EXERCISE INSTRUCTIONS | Pull every line of the entries that has the word "controllers".

[Start of DATA SECTION]

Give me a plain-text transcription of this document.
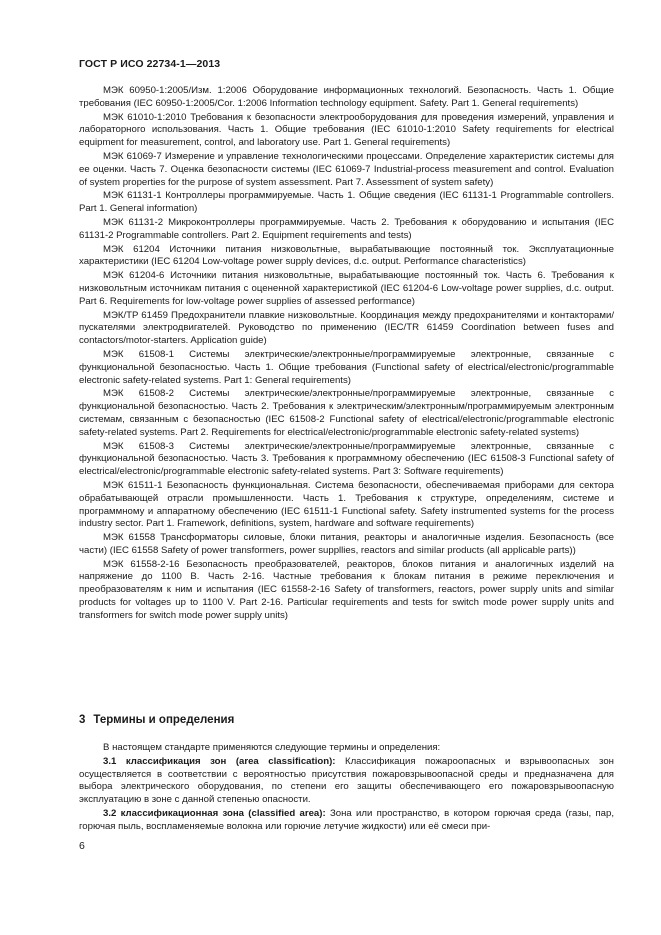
ГОСТ Р ИСО 22734-1—2013

МЭК 60950-1:2005/Изм. 1:2006 Оборудование информационных технологий. Безопасность. Часть 1. Общие требования (IEC 60950-1:2005/Cor. 1:2006 Information technology equipment. Safety. Part 1. General requirements)

МЭК 61010-1:2010 Требования к безопасности электрооборудования для проведения измерений, управления и лабораторного использования. Часть 1. Общие требования (IEC 61010-1:2010 Safety requirements for electrical equipment for measurement, control, and laboratory use. Part 1. General requirements)

МЭК 61069-7 Измерение и управление технологическими процессами. Определение характеристик системы для ее оценки. Часть 7. Оценка безопасности системы (IEC 61069-7 Industrial-process measurement and control. Evaluation of system properties for the purpose of system assessment. Part 7. Assessment of system safety)

МЭК 61131-1 Контроллеры программируемые. Часть 1. Общие сведения (IEC 61131-1 Programmable controllers. Part 1. General information)

МЭК 61131-2 Микроконтроллеры программируемые. Часть 2. Требования к оборудованию и испытания (IEC 61131-2 Programmable controllers. Part 2. Equipment requirements and tests)

МЭК 61204 Источники питания низковольтные, вырабатывающие постоянный ток. Эксплуатационные характеристики (IEC 61204 Low-voltage power supply devices, d.c. output. Performance characteristics)

МЭК 61204-6 Источники питания низковольтные, вырабатывающие постоянный ток. Часть 6. Требования к низковольтным источникам питания с оцененной характеристикой (IEC 61204-6 Low-voltage power supplies, d.c. output. Part 6. Requirements for low-voltage power supplies of assessed performance)

МЭК/TP 61459 Предохранители плавкие низковольтные. Координация между предохранителями и контакторами/пускателями электродвигателей. Руководство по применению (IEC/TR 61459 Coordination between fuses and contactors/motor-starters. Application guide)

МЭК 61508-1 Системы электрические/электронные/программируемые электронные, связанные с функциональной безопасностью. Часть 1. Общие требования (Functional safety of electrical/electronic/programmable electronic safety-related systems. Part 1: General requirements)

МЭК 61508-2 Системы электрические/электронные/программируемые электронные, связанные с функциональной безопасностью. Часть 2. Требования к электрическим/электронным/программируемым электронным системам, связанным с безопасностью (IEC 61508-2 Functional safety of electrical/electronic/programmable electronic safety-related systems. Part 2. Requirements for electrical/electronic/programmable electronic safety-related systems)

МЭК 61508-3 Системы электрические/электронные/программируемые электронные, связанные с функциональной безопасностью. Часть 3. Требования к программному обеспечению (IEC 61508-3 Functional safety of electrical/electronic/programmable electronic safety-related systems. Part 3: Software requirements)

МЭК 61511-1 Безопасность функциональная. Система безопасности, обеспечиваемая приборами для сектора обрабатывающей отрасли промышленности. Часть 1. Требования к структуре, определениям, системе и программному и аппаратному обеспечению (IEC 61511-1 Functional safety. Safety instrumented systems for the process industry sector. Part 1. Framework, definitions, system, hardware and software requirements)

МЭК 61558 Трансформаторы силовые, блоки питания, реакторы и аналогичные изделия. Безопасность (все части) (IEC 61558 Safety of power transformers, power suppllies, reactors and similar products (all applicable parts))

МЭК 61558-2-16 Безопасность преобразователей, реакторов, блоков питания и аналогичных изделий на напряжение до 1100 В. Часть 2-16. Частные требования к блокам питания в режиме переключения и преобразователям к ним и испытания (IEC 61558-2-16 Safety of transformers, reactors, power supply units and similar products for voltages up to 1100 V. Part 2-16. Particular requirements and tests for switch mode power supply units and transformers for switch mode power supply units)

3 Термины и определения

В настоящем стандарте применяются следующие термины и определения:

3.1 классификация зон (area classification): Классификация пожароопасных и взрывоопасных зон осуществляется в соответствии с вероятностью присутствия пожаровзрывоопасной среды и предназначена для выбора электрического оборудования, по степени его защиты обеспечивающего его пожаровзрывоопасную эксплуатацию в зоне с данной степенью опасности.

3.2 классификационная зона (classified area): Зона или пространство, в котором горючая среда (газы, пар, горючая пыль, воспламеняемые волокна или горючие летучие жидкости) или её смеси при-

6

[End of DATA SECTION]

SOLUTION TO THE EXERCISE |
МЭК 61131-1 Контроллеры программируемые. Часть 1. Общие сведения (IEC 61131-1 Programmable controllers. Part 1. General information)
МЭК 61131-2 Микроконтроллеры программируемые. Часть 2. Требования к оборудованию и испытания (IEC 61131-2 Programmable controllers. Part 2. Equipment requirements and tests)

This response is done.